* **Short exercise 1**
List every Metallica song that the Metallica and Guitar Hero article names.

* **Selected excerpt**
•••

Metallica and Guitar Hero?

Metallica has only recently embraced the music video game genre, such as Guitar Hero and Rock Band, as a medium for their music, but now that they have they have gone the whole way. First it was only their classic single “One” for Guitar Hero III and a little later “Enter Sandman” for Rock Band. They followed that up with a downloadable Rock Band track pack including the blistering “Blackened,” the melodic “Ride the Lightning” and seemingly never ending “…And Justice for All.”

That was last year. This year they’ve gone even further. It started with news of an Activision filing to the Securities and Exchange Commission (SEC) stating that they were going to be releasing several titles with the Guitar Hero name in the 2009 fiscal year. That begins April 1st 2008 and ends March 31st 2009. Don’t ask, I don’t get it either. Among them was Guitar Hero: Metallica, most likely in the same vein as Guitar Hero: Aerosmith. Later confirmed at Microsoft’s E3 press conference.  At the same event, Harmonix released the Rock Band 2 track list to the public. On it was Metallica’s “Battery.”

•••

* **Dataset excerpt**

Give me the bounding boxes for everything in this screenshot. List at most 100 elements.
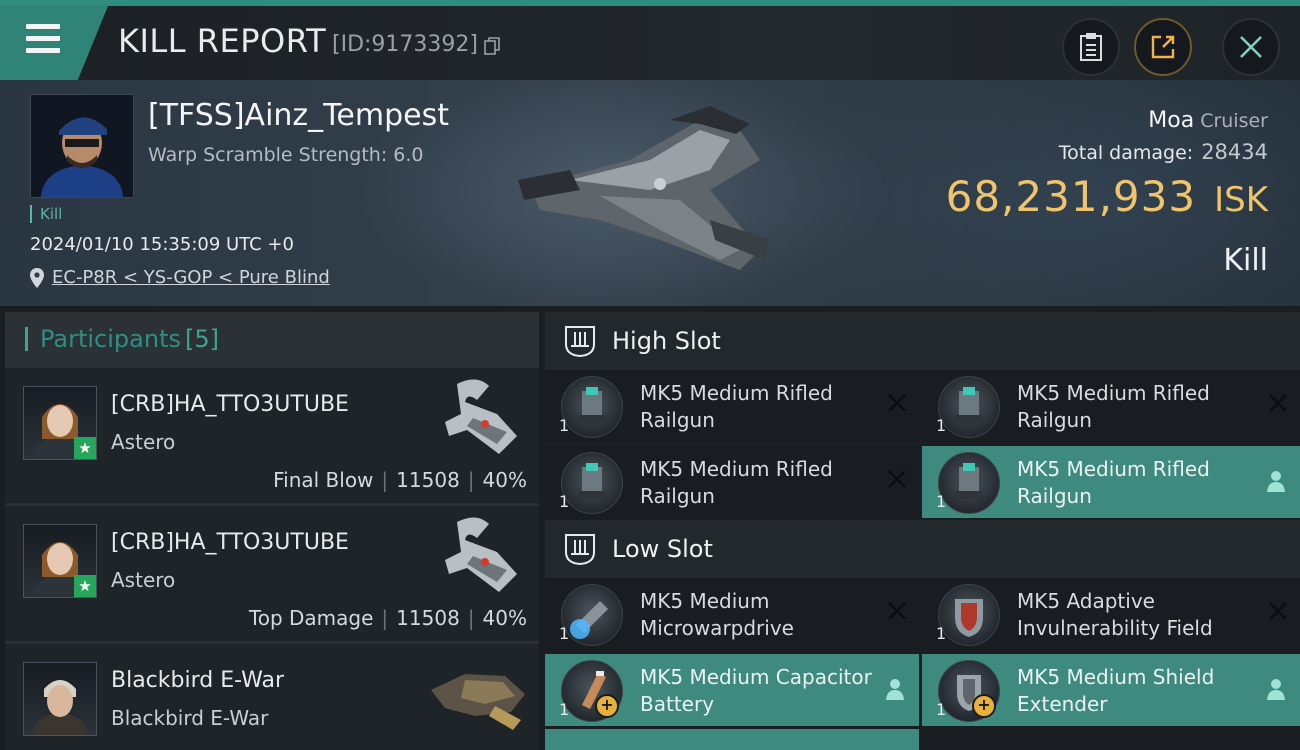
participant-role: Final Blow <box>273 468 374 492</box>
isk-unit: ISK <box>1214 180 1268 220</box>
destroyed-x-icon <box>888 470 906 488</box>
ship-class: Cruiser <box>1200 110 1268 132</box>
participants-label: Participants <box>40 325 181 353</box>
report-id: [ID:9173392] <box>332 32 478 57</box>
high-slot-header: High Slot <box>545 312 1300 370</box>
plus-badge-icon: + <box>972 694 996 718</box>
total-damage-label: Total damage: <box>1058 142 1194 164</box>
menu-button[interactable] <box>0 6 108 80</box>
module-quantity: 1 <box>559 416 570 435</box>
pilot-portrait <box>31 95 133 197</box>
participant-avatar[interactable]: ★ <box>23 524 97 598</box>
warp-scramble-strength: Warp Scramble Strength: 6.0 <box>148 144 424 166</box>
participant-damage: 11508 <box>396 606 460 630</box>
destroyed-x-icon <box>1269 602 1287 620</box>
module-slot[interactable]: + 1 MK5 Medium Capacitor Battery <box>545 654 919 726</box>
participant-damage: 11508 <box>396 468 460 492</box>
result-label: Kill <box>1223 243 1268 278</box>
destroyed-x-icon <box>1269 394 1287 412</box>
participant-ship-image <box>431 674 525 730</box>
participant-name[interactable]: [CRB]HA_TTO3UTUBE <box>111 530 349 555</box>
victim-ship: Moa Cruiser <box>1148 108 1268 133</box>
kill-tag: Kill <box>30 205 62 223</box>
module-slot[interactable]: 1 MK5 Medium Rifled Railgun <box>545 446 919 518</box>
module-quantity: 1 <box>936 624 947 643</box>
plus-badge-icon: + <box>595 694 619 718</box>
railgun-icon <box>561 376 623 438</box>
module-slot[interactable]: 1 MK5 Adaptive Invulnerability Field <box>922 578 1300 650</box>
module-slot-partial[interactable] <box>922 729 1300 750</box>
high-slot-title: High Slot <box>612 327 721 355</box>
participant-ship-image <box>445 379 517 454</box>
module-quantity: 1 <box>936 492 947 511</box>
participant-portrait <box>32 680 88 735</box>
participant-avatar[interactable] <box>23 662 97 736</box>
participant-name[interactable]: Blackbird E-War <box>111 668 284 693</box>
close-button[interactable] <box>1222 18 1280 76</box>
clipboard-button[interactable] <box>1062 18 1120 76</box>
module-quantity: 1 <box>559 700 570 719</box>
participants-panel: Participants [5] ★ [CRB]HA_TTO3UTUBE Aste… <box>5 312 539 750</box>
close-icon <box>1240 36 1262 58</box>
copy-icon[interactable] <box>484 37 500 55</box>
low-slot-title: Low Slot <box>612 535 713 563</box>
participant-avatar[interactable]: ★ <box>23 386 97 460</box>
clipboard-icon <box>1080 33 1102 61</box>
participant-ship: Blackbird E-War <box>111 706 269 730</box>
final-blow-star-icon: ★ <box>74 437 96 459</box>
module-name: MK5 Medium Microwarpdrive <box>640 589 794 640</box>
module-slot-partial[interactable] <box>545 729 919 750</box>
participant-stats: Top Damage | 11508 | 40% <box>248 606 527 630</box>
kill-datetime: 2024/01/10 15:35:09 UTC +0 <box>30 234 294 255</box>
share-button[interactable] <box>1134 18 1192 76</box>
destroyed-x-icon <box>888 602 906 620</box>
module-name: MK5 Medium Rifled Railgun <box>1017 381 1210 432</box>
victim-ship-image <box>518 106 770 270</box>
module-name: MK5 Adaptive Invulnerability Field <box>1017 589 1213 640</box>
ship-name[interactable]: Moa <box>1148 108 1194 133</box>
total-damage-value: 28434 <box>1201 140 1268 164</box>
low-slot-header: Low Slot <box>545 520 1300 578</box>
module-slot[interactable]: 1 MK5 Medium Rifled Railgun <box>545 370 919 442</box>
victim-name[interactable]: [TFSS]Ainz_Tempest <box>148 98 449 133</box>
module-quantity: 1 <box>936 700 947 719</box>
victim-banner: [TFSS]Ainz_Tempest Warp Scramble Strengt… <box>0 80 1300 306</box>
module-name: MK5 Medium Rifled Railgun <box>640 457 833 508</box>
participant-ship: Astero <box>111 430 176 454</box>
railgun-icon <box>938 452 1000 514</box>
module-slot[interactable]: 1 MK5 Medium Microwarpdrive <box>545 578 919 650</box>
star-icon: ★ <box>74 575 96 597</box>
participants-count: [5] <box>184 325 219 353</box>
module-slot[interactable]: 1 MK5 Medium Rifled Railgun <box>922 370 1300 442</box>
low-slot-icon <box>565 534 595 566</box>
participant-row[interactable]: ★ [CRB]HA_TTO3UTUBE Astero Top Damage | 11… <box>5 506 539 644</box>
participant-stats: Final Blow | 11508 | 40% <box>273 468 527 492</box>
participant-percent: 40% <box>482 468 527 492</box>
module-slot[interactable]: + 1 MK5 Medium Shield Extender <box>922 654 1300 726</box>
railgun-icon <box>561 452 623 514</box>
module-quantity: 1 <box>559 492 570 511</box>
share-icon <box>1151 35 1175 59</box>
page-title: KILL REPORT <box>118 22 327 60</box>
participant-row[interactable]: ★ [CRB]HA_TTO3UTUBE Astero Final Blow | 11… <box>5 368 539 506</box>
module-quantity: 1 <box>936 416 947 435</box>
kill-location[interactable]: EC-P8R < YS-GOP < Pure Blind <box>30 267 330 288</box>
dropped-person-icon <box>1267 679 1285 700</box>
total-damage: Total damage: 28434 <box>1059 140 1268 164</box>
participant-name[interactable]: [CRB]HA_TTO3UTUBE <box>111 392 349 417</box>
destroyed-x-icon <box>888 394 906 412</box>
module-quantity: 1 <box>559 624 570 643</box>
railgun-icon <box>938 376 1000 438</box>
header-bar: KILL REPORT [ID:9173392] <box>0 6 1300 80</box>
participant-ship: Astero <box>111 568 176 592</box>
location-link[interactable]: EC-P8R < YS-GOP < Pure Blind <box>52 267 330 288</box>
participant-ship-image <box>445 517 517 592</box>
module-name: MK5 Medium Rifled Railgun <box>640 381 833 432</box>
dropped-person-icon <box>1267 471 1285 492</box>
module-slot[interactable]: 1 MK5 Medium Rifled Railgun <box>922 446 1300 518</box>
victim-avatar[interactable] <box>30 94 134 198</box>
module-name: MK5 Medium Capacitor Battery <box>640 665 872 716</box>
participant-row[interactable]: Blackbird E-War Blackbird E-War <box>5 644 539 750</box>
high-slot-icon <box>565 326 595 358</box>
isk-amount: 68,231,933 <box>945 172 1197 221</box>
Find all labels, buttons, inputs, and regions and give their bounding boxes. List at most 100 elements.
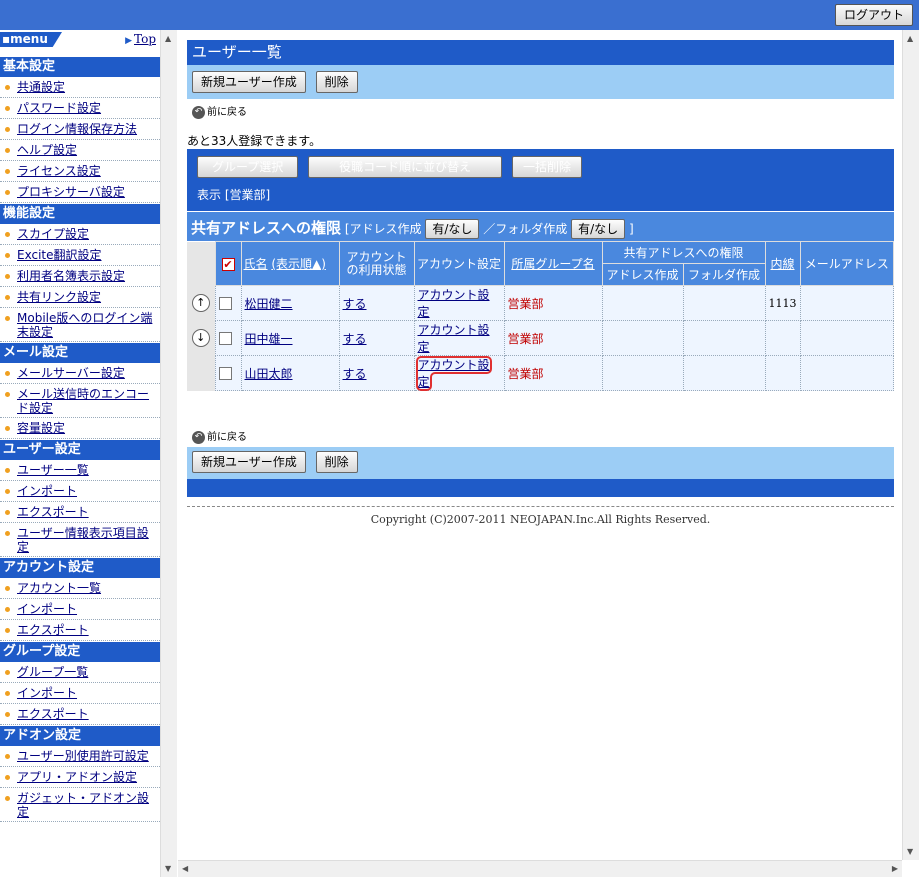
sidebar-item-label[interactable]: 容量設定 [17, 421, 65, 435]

•••

* **Short exercise 2**
From the records, copy out the lines word for word, starting at the line containing "participant-role: Final Blow" and ending at the line containing "participants-label: Participants <box>40".

* **Full output 1**
- "One"
- "Enter Sandman"
- "Blackened"
- "Ride the Lightning"
- "…And Justice for All"
- "Battery"

* **Full output 2**
participant-role: Final Blow <box>273 468 374 492</box>
isk-unit: ISK <box>1214 180 1268 220</box>
destroyed-x-icon <box>888 470 906 488</box>
ship-class: Cruiser <box>1200 110 1268 132</box>
participants-label: Participants <box>40 325 181 353</box>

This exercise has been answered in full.